=== Recorded information ===
* * *

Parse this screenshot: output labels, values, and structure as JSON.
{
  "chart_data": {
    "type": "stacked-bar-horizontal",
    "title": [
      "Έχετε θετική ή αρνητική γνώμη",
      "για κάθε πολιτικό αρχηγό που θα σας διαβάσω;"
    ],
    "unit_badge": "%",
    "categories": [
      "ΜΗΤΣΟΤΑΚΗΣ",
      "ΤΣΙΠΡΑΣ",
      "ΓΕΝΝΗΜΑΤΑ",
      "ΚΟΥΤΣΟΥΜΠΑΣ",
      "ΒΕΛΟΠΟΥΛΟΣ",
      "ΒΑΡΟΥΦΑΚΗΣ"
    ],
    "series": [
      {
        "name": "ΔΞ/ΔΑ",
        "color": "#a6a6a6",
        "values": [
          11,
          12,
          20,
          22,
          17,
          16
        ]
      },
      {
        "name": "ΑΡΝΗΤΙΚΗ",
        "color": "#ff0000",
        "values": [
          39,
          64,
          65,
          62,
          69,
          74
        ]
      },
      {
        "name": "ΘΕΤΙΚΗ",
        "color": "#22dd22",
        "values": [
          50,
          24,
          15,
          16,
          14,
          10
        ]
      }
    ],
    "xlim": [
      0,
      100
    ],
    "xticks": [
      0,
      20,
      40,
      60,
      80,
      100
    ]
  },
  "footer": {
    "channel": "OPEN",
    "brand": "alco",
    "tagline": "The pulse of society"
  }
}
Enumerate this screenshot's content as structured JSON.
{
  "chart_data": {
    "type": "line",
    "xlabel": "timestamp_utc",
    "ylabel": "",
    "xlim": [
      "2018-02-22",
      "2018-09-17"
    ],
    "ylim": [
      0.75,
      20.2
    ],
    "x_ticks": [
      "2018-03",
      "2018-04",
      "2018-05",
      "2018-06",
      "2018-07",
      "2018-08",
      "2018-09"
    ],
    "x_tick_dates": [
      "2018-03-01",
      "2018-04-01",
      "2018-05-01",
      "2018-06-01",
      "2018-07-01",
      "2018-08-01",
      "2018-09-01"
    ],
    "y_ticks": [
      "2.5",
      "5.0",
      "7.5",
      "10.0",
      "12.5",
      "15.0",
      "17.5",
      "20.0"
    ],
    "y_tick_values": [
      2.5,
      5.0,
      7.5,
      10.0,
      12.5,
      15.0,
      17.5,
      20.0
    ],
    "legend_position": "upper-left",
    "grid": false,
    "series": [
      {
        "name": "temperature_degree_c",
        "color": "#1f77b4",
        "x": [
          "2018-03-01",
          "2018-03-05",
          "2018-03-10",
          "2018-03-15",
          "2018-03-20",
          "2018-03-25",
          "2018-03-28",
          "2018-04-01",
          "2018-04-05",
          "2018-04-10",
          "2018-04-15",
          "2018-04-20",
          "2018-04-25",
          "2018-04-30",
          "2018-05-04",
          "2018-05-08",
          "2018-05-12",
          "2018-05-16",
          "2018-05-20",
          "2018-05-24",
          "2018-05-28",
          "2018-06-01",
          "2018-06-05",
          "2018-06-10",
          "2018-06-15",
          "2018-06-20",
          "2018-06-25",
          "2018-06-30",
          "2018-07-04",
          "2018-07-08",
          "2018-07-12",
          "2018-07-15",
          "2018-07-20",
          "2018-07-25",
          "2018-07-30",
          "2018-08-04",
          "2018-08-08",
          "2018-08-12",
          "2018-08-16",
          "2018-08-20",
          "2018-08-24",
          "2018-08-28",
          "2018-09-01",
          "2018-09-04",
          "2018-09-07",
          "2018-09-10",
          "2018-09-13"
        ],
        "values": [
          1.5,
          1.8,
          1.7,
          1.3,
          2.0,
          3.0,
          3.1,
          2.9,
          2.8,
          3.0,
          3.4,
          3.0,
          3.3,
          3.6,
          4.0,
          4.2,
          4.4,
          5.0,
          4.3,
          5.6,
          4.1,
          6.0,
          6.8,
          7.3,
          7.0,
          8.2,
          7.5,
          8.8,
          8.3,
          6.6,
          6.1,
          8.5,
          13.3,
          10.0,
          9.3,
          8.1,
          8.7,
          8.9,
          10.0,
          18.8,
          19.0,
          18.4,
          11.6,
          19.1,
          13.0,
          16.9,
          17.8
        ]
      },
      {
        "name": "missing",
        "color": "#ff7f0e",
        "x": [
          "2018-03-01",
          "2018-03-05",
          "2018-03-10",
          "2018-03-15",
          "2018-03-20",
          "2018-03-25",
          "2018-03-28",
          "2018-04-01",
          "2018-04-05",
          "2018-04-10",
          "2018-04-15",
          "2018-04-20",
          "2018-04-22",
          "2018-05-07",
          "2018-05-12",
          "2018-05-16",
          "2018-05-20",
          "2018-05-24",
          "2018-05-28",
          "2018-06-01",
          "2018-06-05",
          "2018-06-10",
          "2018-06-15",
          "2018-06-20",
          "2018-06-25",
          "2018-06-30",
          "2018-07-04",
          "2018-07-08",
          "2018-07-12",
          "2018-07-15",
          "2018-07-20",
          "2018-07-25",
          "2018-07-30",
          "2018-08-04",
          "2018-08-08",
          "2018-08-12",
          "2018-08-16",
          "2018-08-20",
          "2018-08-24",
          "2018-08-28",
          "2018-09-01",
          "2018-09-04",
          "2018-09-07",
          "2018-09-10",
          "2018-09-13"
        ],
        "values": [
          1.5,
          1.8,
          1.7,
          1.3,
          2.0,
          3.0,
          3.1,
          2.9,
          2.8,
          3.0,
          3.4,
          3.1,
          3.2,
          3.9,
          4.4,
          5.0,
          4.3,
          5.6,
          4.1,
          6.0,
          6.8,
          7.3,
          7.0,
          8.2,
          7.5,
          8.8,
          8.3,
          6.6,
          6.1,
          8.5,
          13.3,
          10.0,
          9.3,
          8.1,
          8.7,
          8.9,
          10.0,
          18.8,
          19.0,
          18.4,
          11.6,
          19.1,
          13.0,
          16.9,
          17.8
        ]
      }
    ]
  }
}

* * *

=== Set problem ===
Exactly reproduce every line of the data above.

=== Finished task ===
Parse this screenshot: output labels, values, and structure as JSON.
{
  "chart_data": {
    "type": "stacked-bar-horizontal",
    "title": [
      "Έχετε θετική ή αρνητική γνώμη",
      "για κάθε πολιτικό αρχηγό που θα σας διαβάσω;"
    ],
    "unit_badge": "%",
    "categories": [
      "ΜΗΤΣΟΤΑΚΗΣ",
      "ΤΣΙΠΡΑΣ",
      "ΓΕΝΝΗΜΑΤΑ",
      "ΚΟΥΤΣΟΥΜΠΑΣ",
      "ΒΕΛΟΠΟΥΛΟΣ",
      "ΒΑΡΟΥΦΑΚΗΣ"
    ],
    "series": [
      {
        "name": "ΔΞ/ΔΑ",
        "color": "#a6a6a6",
        "values": [
          11,
          12,
          20,
          22,
          17,
          16
        ]
      },
      {
        "name": "ΑΡΝΗΤΙΚΗ",
        "color": "#ff0000",
        "values": [
          39,
          64,
          65,
          62,
          69,
          74
        ]
      },
      {
        "name": "ΘΕΤΙΚΗ",
        "color": "#22dd22",
        "values": [
          50,
          24,
          15,
          16,
          14,
          10
        ]
      }
    ],
    "xlim": [
      0,
      100
    ],
    "xticks": [
      0,
      20,
      40,
      60,
      80,
      100
    ]
  },
  "footer": {
    "channel": "OPEN",
    "brand": "alco",
    "tagline": "The pulse of society"
  }
}
Enumerate this screenshot's content as structured JSON.
{
  "chart_data": {
    "type": "line",
    "xlabel": "timestamp_utc",
    "ylabel": "",
    "xlim": [
      "2018-02-22",
      "2018-09-17"
    ],
    "ylim": [
      0.75,
      20.2
    ],
    "x_ticks": [
      "2018-03",
      "2018-04",
      "2018-05",
      "2018-06",
      "2018-07",
      "2018-08",
      "2018-09"
    ],
    "x_tick_dates": [
      "2018-03-01",
      "2018-04-01",
      "2018-05-01",
      "2018-06-01",
      "2018-07-01",
      "2018-08-01",
      "2018-09-01"
    ],
    "y_ticks": [
      "2.5",
      "5.0",
      "7.5",
      "10.0",
      "12.5",
      "15.0",
      "17.5",
      "20.0"
    ],
    "y_tick_values": [
      2.5,
      5.0,
      7.5,
      10.0,
      12.5,
      15.0,
      17.5,
      20.0
    ],
    "legend_position": "upper-left",
    "grid": false,
    "series": [
      {
        "name": "temperature_degree_c",
        "color": "#1f77b4",
        "x": [
          "2018-03-01",
          "2018-03-05",
          "2018-03-10",
          "2018-03-15",
          "2018-03-20",
          "2018-03-25",
          "2018-03-28",
          "2018-04-01",
          "2018-04-05",
          "2018-04-10",
          "2018-04-15",
          "2018-04-20",
          "2018-04-25",
          "2018-04-30",
          "2018-05-04",
          "2018-05-08",
          "2018-05-12",
          "2018-05-16",
          "2018-05-20",
          "2018-05-24",
          "2018-05-28",
          "2018-06-01",
          "2018-06-05",
          "2018-06-10",
          "2018-06-15",
          "2018-06-20",
          "2018-06-25",
          "2018-06-30",
          "2018-07-04",
          "2018-07-08",
          "2018-07-12",
          "2018-07-15",
          "2018-07-20",
          "2018-07-25",
          "2018-07-30",
          "2018-08-04",
          "2018-08-08",
          "2018-08-12",
          "2018-08-16",
          "2018-08-20",
          "2018-08-24",
          "2018-08-28",
          "2018-09-01",
          "2018-09-04",
          "2018-09-07",
          "2018-09-10",
          "2018-09-13"
        ],
        "values": [
          1.5,
          1.8,
          1.7,
          1.3,
          2.0,
          3.0,
          3.1,
          2.9,
          2.8,
          3.0,
          3.4,
          3.0,
          3.3,
          3.6,
          4.0,
          4.2,
          4.4,
          5.0,
          4.3,
          5.6,
          4.1,
          6.0,
          6.8,
          7.3,
          7.0,
          8.2,
          7.5,
          8.8,
          8.3,
          6.6,
          6.1,
          8.5,
          13.3,
          10.0,
          9.3,
          8.1,
          8.7,
          8.9,
          10.0,
          18.8,
          19.0,
          18.4,
          11.6,
          19.1,
          13.0,
          16.9,
          17.8
        ]
      },
      {
        "name": "missing",
        "color": "#ff7f0e",
        "x": [
          "2018-03-01",
          "2018-03-05",
          "2018-03-10",
          "2018-03-15",
          "2018-03-20",
          "2018-03-25",
          "2018-03-28",
          "2018-04-01",
          "2018-04-05",
          "2018-04-10",
          "2018-04-15",
          "2018-04-20",
          "2018-04-22",
          "2018-05-07",
          "2018-05-12",
          "2018-05-16",
          "2018-05-20",
          "2018-05-24",
          "2018-05-28",
          "2018-06-01",
          "2018-06-05",
          "2018-06-10",
          "2018-06-15",
          "2018-06-20",
          "2018-06-25",
          "2018-06-30",
          "2018-07-04",
          "2018-07-08",
          "2018-07-12",
          "2018-07-15",
          "2018-07-20",
          "2018-07-25",
          "2018-07-30",
          "2018-08-04",
          "2018-08-08",
          "2018-08-12",
          "2018-08-16",
          "2018-08-20",
          "2018-08-24",
          "2018-08-28",
          "2018-09-01",
          "2018-09-04",
          "2018-09-07",
          "2018-09-10",
          "2018-09-13"
        ],
        "values": [
          1.5,
          1.8,
          1.7,
          1.3,
          2.0,
          3.0,
          3.1,
          2.9,
          2.8,
          3.0,
          3.4,
          3.1,
          3.2,
          3.9,
          4.4,
          5.0,
          4.3,
          5.6,
          4.1,
          6.0,
          6.8,
          7.3,
          7.0,
          8.2,
          7.5,
          8.8,
          8.3,
          6.6,
          6.1,
          8.5,
          13.3,
          10.0,
          9.3,
          8.1,
          8.7,
          8.9,
          10.0,
          18.8,
          19.0,
          18.4,
          11.6,
          19.1,
          13.0,
          16.9,
          17.8
        ]
      }
    ]
  }
}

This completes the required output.